▶ **INPUT**:
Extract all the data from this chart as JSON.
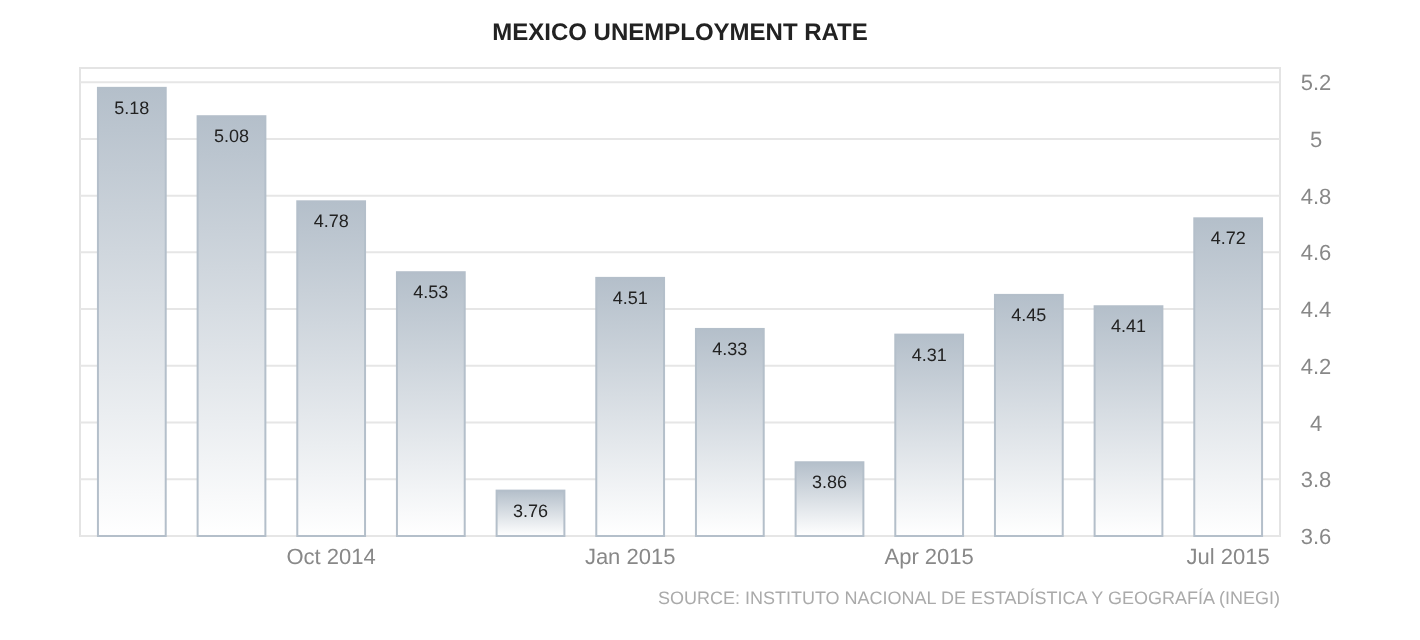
{
  "chart_data": {
    "type": "bar",
    "title": "MEXICO UNEMPLOYMENT RATE",
    "categories": [
      null,
      null,
      "Oct 2014",
      null,
      null,
      "Jan 2015",
      null,
      null,
      "Apr 2015",
      null,
      null,
      "Jul 2015"
    ],
    "values": [
      5.18,
      5.08,
      4.78,
      4.53,
      3.76,
      4.51,
      4.33,
      3.86,
      4.31,
      4.45,
      4.41,
      4.72
    ],
    "color": "#b4bfca",
    "ylim": [
      3.6,
      5.25
    ],
    "yticks": [
      3.6,
      3.8,
      4,
      4.2,
      4.4,
      4.6,
      4.8,
      5,
      5.2
    ],
    "grid": "y",
    "data_labels": true,
    "annotations": [
      "SOURCE: INSTITUTO NACIONAL DE ESTADÍSTICA Y GEOGRAFÍA (INEGI)"
    ]
  }
}
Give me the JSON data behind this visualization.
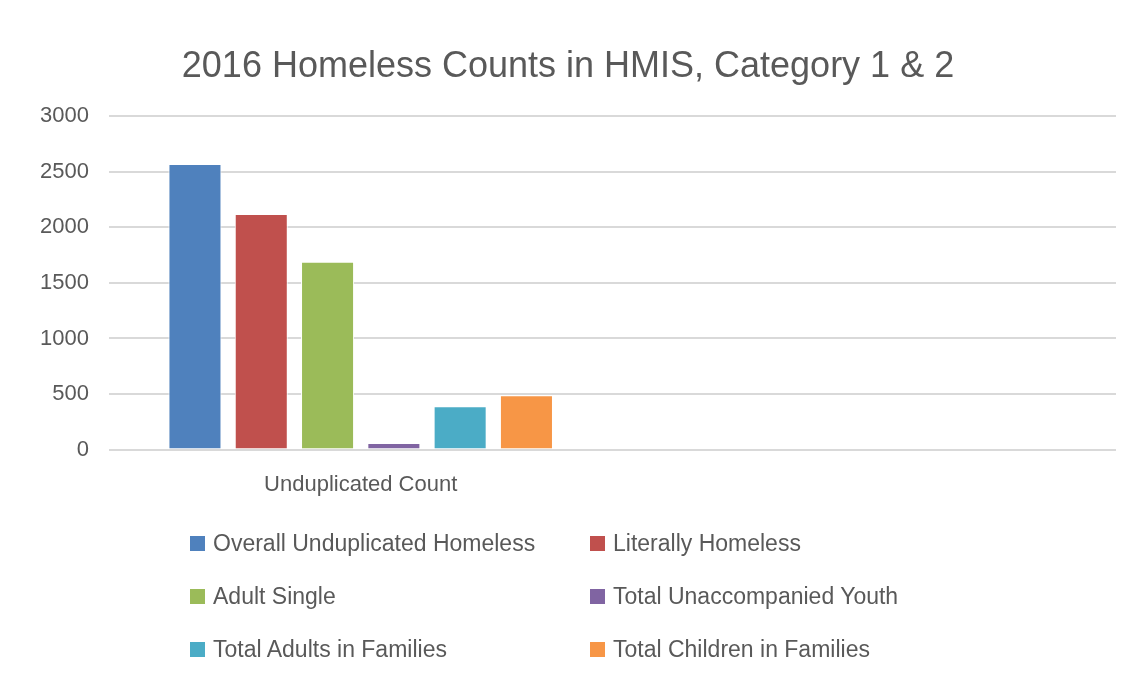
{
  "chart_data": {
    "type": "bar",
    "title": "2016 Homeless Counts in HMIS, Category 1 & 2",
    "categories": [
      "Unduplicated Count",
      null
    ],
    "series": [
      {
        "name": "Overall Unduplicated Homeless",
        "color": "#4f81bd",
        "values": [
          2570,
          null
        ]
      },
      {
        "name": "Literally Homeless",
        "color": "#c0504d",
        "values": [
          2120,
          null
        ]
      },
      {
        "name": "Adult Single",
        "color": "#9bbb59",
        "values": [
          1690,
          null
        ]
      },
      {
        "name": "Total Unaccompanied Youth",
        "color": "#8064a2",
        "values": [
          60,
          null
        ]
      },
      {
        "name": "Total Adults in Families",
        "color": "#4bacc6",
        "values": [
          390,
          null
        ]
      },
      {
        "name": "Total Children in Families",
        "color": "#f79646",
        "values": [
          490,
          null
        ]
      }
    ],
    "ylim": [
      0,
      3000
    ],
    "yticks": [
      0,
      500,
      1000,
      1500,
      2000,
      2500,
      3000
    ],
    "grid": "y",
    "legend": "bottom"
  }
}
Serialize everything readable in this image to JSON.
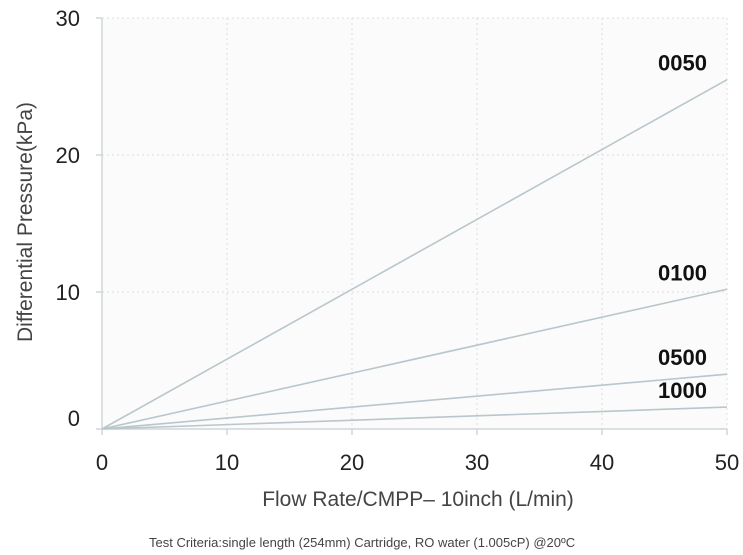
{
  "chart_data": {
    "type": "line",
    "xlabel": "Flow Rate/CMPP– 10inch (L/min)",
    "ylabel": "Differential Pressure(kPa)",
    "caption": "Test Criteria:single length (254mm) Cartridge, RO water (1.005cP) @20ºC",
    "xlim": [
      0,
      50
    ],
    "ylim": [
      0,
      30
    ],
    "x_ticks": [
      "0",
      "10",
      "20",
      "30",
      "40",
      "50"
    ],
    "y_ticks": [
      "0",
      "10",
      "20",
      "30"
    ],
    "grid": true,
    "series": [
      {
        "name": "0050",
        "x": [
          0,
          50
        ],
        "y": [
          0,
          25.5
        ]
      },
      {
        "name": "0100",
        "x": [
          0,
          50
        ],
        "y": [
          0,
          10.2
        ]
      },
      {
        "name": "0500",
        "x": [
          0,
          50
        ],
        "y": [
          0,
          4.0
        ]
      },
      {
        "name": "1000",
        "x": [
          0,
          50
        ],
        "y": [
          0,
          1.6
        ]
      }
    ],
    "colors": {
      "line": "#b9c6cc",
      "grid": "#dddddd",
      "axis": "#cfd6da",
      "plot_bg": "#fbfbfb"
    }
  }
}
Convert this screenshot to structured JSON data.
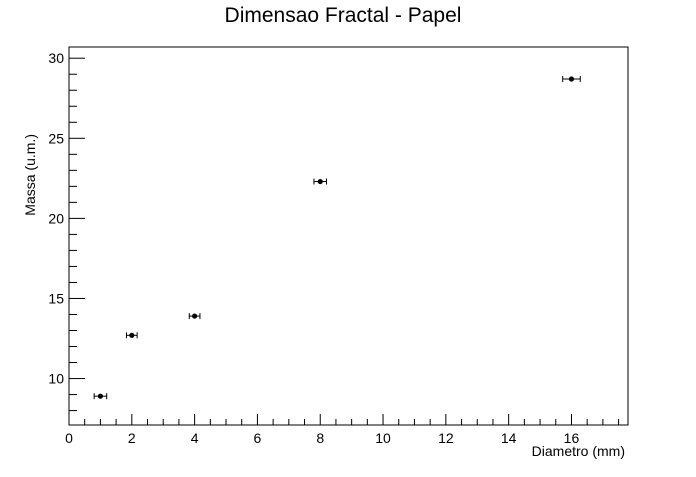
{
  "chart_data": {
    "type": "scatter",
    "title": "Dimensao Fractal - Papel",
    "xlabel": "Diametro (mm)",
    "ylabel": "Massa (u.m.)",
    "xlim": [
      0,
      17.8
    ],
    "ylim": [
      7.1,
      30.7
    ],
    "x_ticks": [
      0,
      2,
      4,
      6,
      8,
      10,
      12,
      14,
      16
    ],
    "y_ticks": [
      10,
      15,
      20,
      25,
      30
    ],
    "grid": false,
    "marker": "filled-circle",
    "error_bars": "horizontal",
    "series": [
      {
        "x": [
          1,
          2,
          4,
          8,
          16
        ],
        "y": [
          8.9,
          12.7,
          13.9,
          22.3,
          28.7
        ],
        "x_err": [
          0.2,
          0.17,
          0.17,
          0.2,
          0.28
        ]
      }
    ],
    "colors": {
      "marker": "#000000",
      "axis": "#000000",
      "background": "#ffffff"
    }
  }
}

▶ **PROBLEM**:
Which lines in the listing above hold the word "type"? Show each of them.

▶ **RESULT OF THE TASK**:
    "type": "bar",
    "type": "bar",
    "type": "line",
    "type": "scatter",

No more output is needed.